Directions = Return the count of lines with the string "text" in them, and nothing else.

#####

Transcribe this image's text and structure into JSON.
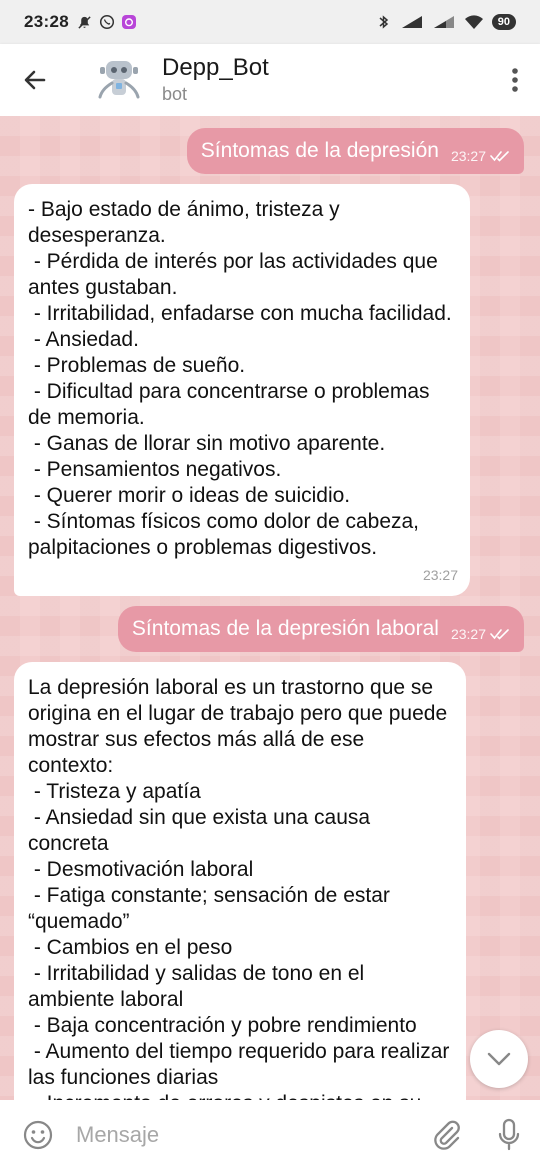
{
  "status_bar": {
    "time": "23:28",
    "battery": "90"
  },
  "header": {
    "title": "Depp_Bot",
    "subtitle": "bot"
  },
  "messages": [
    {
      "direction": "out",
      "text": "Síntomas de la depresión",
      "time": "23:27"
    },
    {
      "direction": "in",
      "text": "- Bajo estado de ánimo, tristeza y desesperanza.\n - Pérdida de interés por las actividades que antes gustaban.\n - Irritabilidad, enfadarse con mucha facilidad.\n - Ansiedad.\n - Problemas de sueño.\n - Dificultad para concentrarse o problemas de memoria.\n - Ganas de llorar sin motivo aparente.\n - Pensamientos negativos.\n - Querer morir o ideas de suicidio.\n - Síntomas físicos como dolor de cabeza, palpitaciones o problemas digestivos.",
      "time": "23:27"
    },
    {
      "direction": "out",
      "text": "Síntomas de la depresión laboral",
      "time": "23:27"
    },
    {
      "direction": "in",
      "text": "La depresión laboral es un trastorno que se origina en el lugar de trabajo pero que puede mostrar sus efectos más allá de ese contexto:\n - Tristeza y apatía\n - Ansiedad sin que exista una causa concreta\n - Desmotivación laboral\n - Fatiga constante; sensación de estar “quemado”\n - Cambios en el peso\n - Irritabilidad y salidas de tono en el ambiente laboral\n - Baja concentración y pobre rendimiento\n - Aumento del tiempo requerido para realizar las funciones diarias\n - Incremento de errores y despistes en su"
    }
  ],
  "input": {
    "placeholder": "Mensaje"
  },
  "colors": {
    "outgoing_bubble": "#e799a6",
    "chat_background": "#f2cccc",
    "incoming_bubble": "#ffffff"
  }
}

#####

Answer to this problem = 5